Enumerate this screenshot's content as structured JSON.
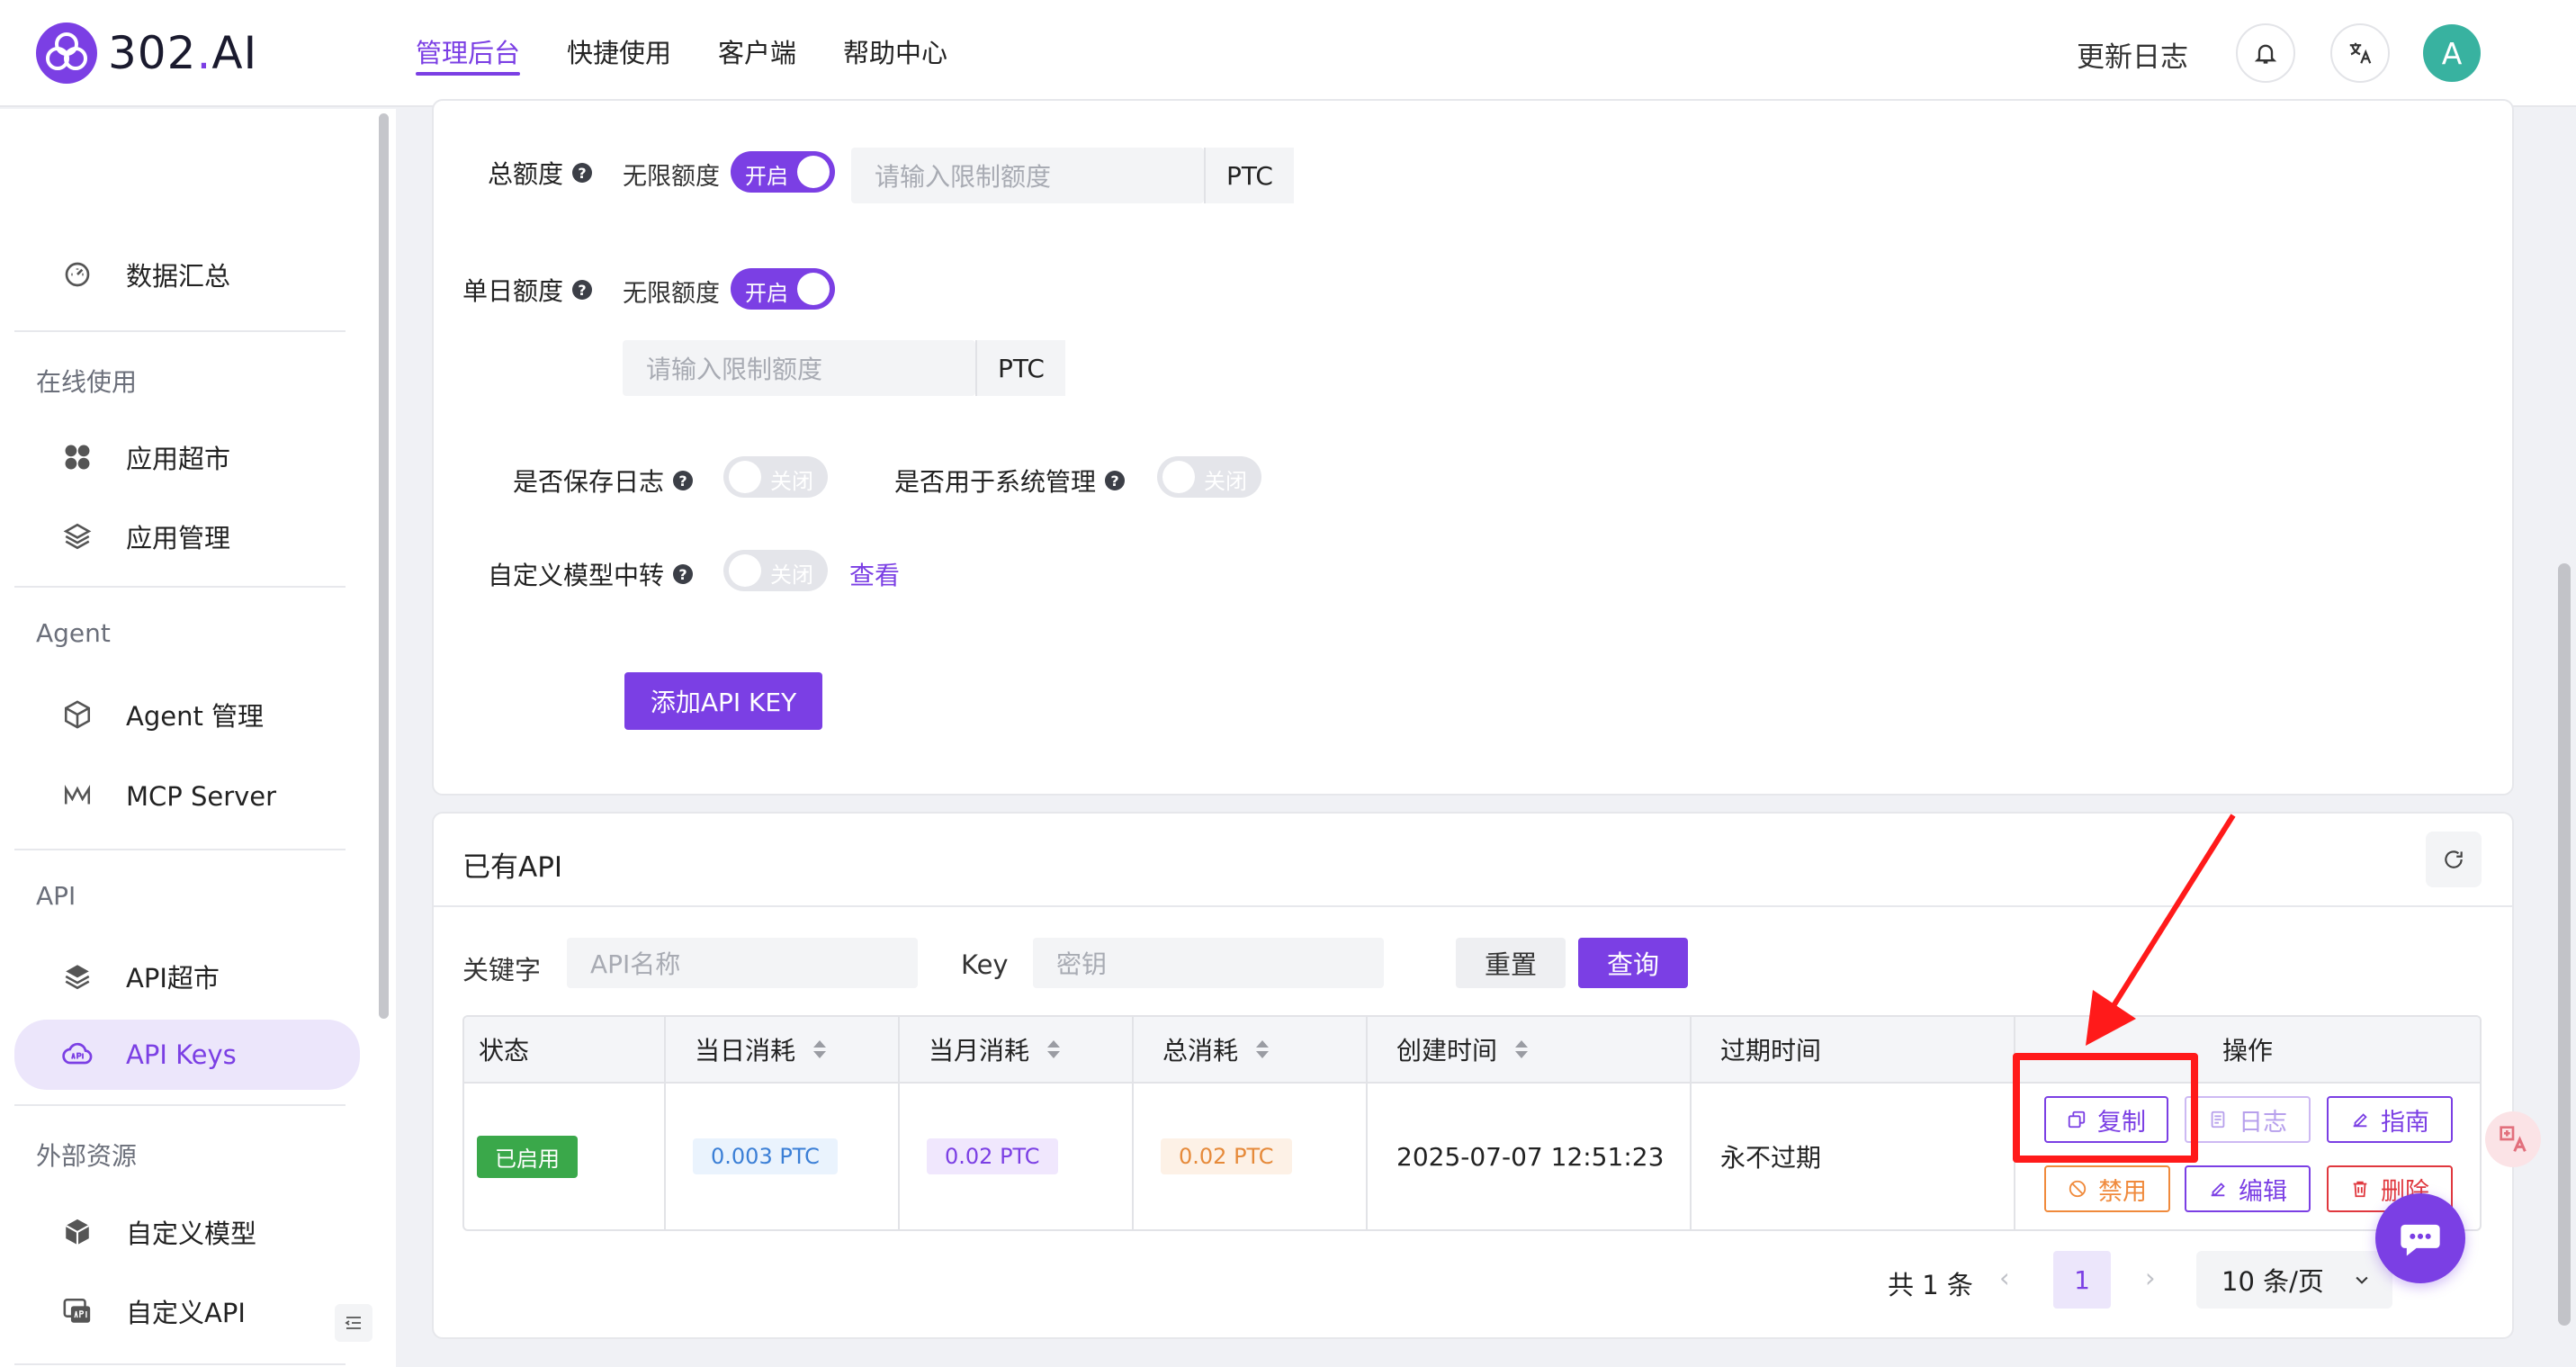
{
  "header": {
    "logo_text": "302",
    "logo_dot": ".",
    "logo_suffix": "AI",
    "nav": [
      "管理后台",
      "快捷使用",
      "客户端",
      "帮助中心"
    ],
    "changelog": "更新日志",
    "avatar_letter": "A"
  },
  "sidebar": {
    "dashboard": "数据汇总",
    "group_online": "在线使用",
    "app_market": "应用超市",
    "app_manage": "应用管理",
    "group_agent": "Agent",
    "agent_manage": "Agent 管理",
    "mcp_server": "MCP Server",
    "group_api": "API",
    "api_market": "API超市",
    "api_keys": "API Keys",
    "group_external": "外部资源",
    "custom_model": "自定义模型",
    "custom_api": "自定义API"
  },
  "form": {
    "total_quota_label": "总额度",
    "daily_quota_label": "单日额度",
    "unlimited_label": "无限额度",
    "toggle_on": "开启",
    "toggle_off": "关闭",
    "limit_placeholder": "请输入限制额度",
    "unit": "PTC",
    "save_log_label": "是否保存日志",
    "system_manage_label": "是否用于系统管理",
    "custom_relay_label": "自定义模型中转",
    "view_link": "查看",
    "add_button": "添加API KEY"
  },
  "api_list": {
    "title": "已有API",
    "keyword_label": "关键字",
    "keyword_placeholder": "API名称",
    "key_label": "Key",
    "key_placeholder": "密钥",
    "reset": "重置",
    "query": "查询",
    "columns": [
      "状态",
      "当日消耗",
      "当月消耗",
      "总消耗",
      "创建时间",
      "过期时间",
      "操作"
    ],
    "rows": [
      {
        "status": "已启用",
        "daily": "0.003 PTC",
        "monthly": "0.02 PTC",
        "total": "0.02 PTC",
        "created": "2025-07-07 12:51:23",
        "expires": "永不过期"
      }
    ],
    "actions": {
      "copy": "复制",
      "log": "日志",
      "guide": "指南",
      "disable": "禁用",
      "edit": "编辑",
      "delete": "删除"
    },
    "pagination": {
      "total": "共 1 条",
      "current_page": "1",
      "page_size": "10 条/页"
    }
  },
  "colors": {
    "accent": "#7b3fe4",
    "status_enabled": "#3aa84a",
    "highlight": "#ff1a1a",
    "delete": "#e0383e",
    "disable": "#f08a3c"
  }
}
◆ ◆ ◆ ◆
Retype each record exactly as it stands, but do not include the pictures.

Enumerate this screenshot's content as structured JSON.
{
  "header": {
    "logo_text": "302",
    "logo_dot": ".",
    "logo_suffix": "AI",
    "nav": [
      "管理后台",
      "快捷使用",
      "客户端",
      "帮助中心"
    ],
    "changelog": "更新日志",
    "avatar_letter": "A"
  },
  "sidebar": {
    "dashboard": "数据汇总",
    "group_online": "在线使用",
    "app_market": "应用超市",
    "app_manage": "应用管理",
    "group_agent": "Agent",
    "agent_manage": "Agent 管理",
    "mcp_server": "MCP Server",
    "group_api": "API",
    "api_market": "API超市",
    "api_keys": "API Keys",
    "group_external": "外部资源",
    "custom_model": "自定义模型",
    "custom_api": "自定义API"
  },
  "form": {
    "total_quota_label": "总额度",
    "daily_quota_label": "单日额度",
    "unlimited_label": "无限额度",
    "toggle_on": "开启",
    "toggle_off": "关闭",
    "limit_placeholder": "请输入限制额度",
    "unit": "PTC",
    "save_log_label": "是否保存日志",
    "system_manage_label": "是否用于系统管理",
    "custom_relay_label": "自定义模型中转",
    "view_link": "查看",
    "add_button": "添加API KEY"
  },
  "api_list": {
    "title": "已有API",
    "keyword_label": "关键字",
    "keyword_placeholder": "API名称",
    "key_label": "Key",
    "key_placeholder": "密钥",
    "reset": "重置",
    "query": "查询",
    "columns": [
      "状态",
      "当日消耗",
      "当月消耗",
      "总消耗",
      "创建时间",
      "过期时间",
      "操作"
    ],
    "rows": [
      {
        "status": "已启用",
        "daily": "0.003 PTC",
        "monthly": "0.02 PTC",
        "total": "0.02 PTC",
        "created": "2025-07-07 12:51:23",
        "expires": "永不过期"
      }
    ],
    "actions": {
      "copy": "复制",
      "log": "日志",
      "guide": "指南",
      "disable": "禁用",
      "edit": "编辑",
      "delete": "删除"
    },
    "pagination": {
      "total": "共 1 条",
      "current_page": "1",
      "page_size": "10 条/页"
    }
  },
  "colors": {
    "accent": "#7b3fe4",
    "status_enabled": "#3aa84a",
    "highlight": "#ff1a1a",
    "delete": "#e0383e",
    "disable": "#f08a3c"
  }
}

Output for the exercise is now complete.